* **TASK**
Write each line out again exactly as written.

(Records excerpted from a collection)
# # # # #
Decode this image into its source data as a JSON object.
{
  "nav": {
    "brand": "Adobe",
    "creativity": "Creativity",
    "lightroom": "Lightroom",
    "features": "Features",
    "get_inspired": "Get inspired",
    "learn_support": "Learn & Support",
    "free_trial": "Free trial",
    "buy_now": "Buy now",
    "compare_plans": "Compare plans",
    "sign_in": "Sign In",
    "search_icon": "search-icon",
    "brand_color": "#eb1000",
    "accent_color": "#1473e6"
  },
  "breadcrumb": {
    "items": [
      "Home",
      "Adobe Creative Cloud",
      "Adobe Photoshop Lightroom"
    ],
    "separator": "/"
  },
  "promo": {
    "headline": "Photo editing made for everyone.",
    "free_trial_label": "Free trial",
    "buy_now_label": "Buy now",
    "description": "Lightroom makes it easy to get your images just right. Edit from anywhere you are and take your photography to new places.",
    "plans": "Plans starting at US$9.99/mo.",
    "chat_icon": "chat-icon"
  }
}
# # # # #
* **RESPONSE FOR THIS EXERCISE**
Decode this image into its source data as a JSON object.
{
  "nav": {
    "brand": "Adobe",
    "creativity": "Creativity",
    "lightroom": "Lightroom",
    "features": "Features",
    "get_inspired": "Get inspired",
    "learn_support": "Learn & Support",
    "free_trial": "Free trial",
    "buy_now": "Buy now",
    "compare_plans": "Compare plans",
    "sign_in": "Sign In",
    "search_icon": "search-icon",
    "brand_color": "#eb1000",
    "accent_color": "#1473e6"
  },
  "breadcrumb": {
    "items": [
      "Home",
      "Adobe Creative Cloud",
      "Adobe Photoshop Lightroom"
    ],
    "separator": "/"
  },
  "promo": {
    "headline": "Photo editing made for everyone.",
    "free_trial_label": "Free trial",
    "buy_now_label": "Buy now",
    "description": "Lightroom makes it easy to get your images just right. Edit from anywhere you are and take your photography to new places.",
    "plans": "Plans starting at US$9.99/mo.",
    "chat_icon": "chat-icon"
  }
}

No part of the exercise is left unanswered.